------ Data supplied
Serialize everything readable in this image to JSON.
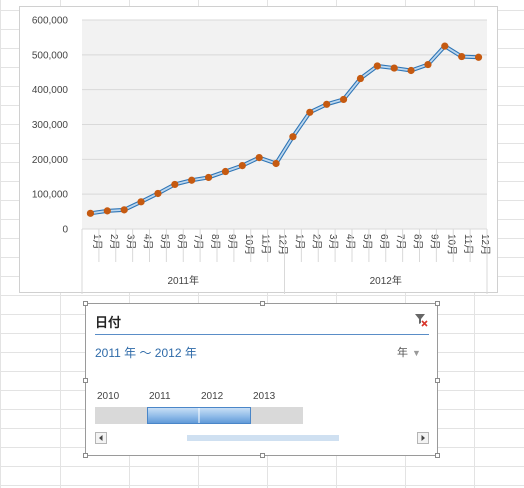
{
  "chart_data": {
    "type": "line",
    "title": "",
    "xlabel": "",
    "ylabel": "",
    "ylim": [
      0,
      600000
    ],
    "yticks": [
      "0",
      "100,000",
      "200,000",
      "300,000",
      "400,000",
      "500,000",
      "600,000"
    ],
    "ytick_values": [
      0,
      100000,
      200000,
      300000,
      400000,
      500000,
      600000
    ],
    "grid": true,
    "legend": "none",
    "categories": [
      "1月",
      "2月",
      "3月",
      "4月",
      "5月",
      "6月",
      "7月",
      "8月",
      "9月",
      "10月",
      "11月",
      "12月",
      "1月",
      "2月",
      "3月",
      "4月",
      "5月",
      "6月",
      "7月",
      "8月",
      "9月",
      "10月",
      "11月",
      "12月"
    ],
    "groups": [
      {
        "label": "2011年",
        "count": 12
      },
      {
        "label": "2012年",
        "count": 12
      }
    ],
    "series": [
      {
        "values": [
          45000,
          52000,
          55000,
          78000,
          102000,
          128000,
          140000,
          148000,
          165000,
          182000,
          205000,
          188000,
          265000,
          335000,
          358000,
          372000,
          432000,
          468000,
          462000,
          455000,
          472000,
          525000,
          495000,
          493000
        ]
      }
    ],
    "colors": {
      "line": "#5b9bd5",
      "marker": "#c55a11",
      "plot_bg": "#f2f2f2",
      "grid": "#d9d9d9"
    }
  },
  "slicer": {
    "title": "日付",
    "range_label": "2011 年 ～ 2012 年",
    "level": "年",
    "level_caret": "▼",
    "years": [
      "2010",
      "2011",
      "2012",
      "2013"
    ],
    "selected_years": [
      "2011",
      "2012"
    ],
    "icons": {
      "clear": "filter-clear-icon",
      "left": "scroll-left-icon",
      "right": "scroll-right-icon"
    }
  }
}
------------
* Task statement *
In how many lines does the word "scroll" appear? Respond with the number alone.

* Complete response *
2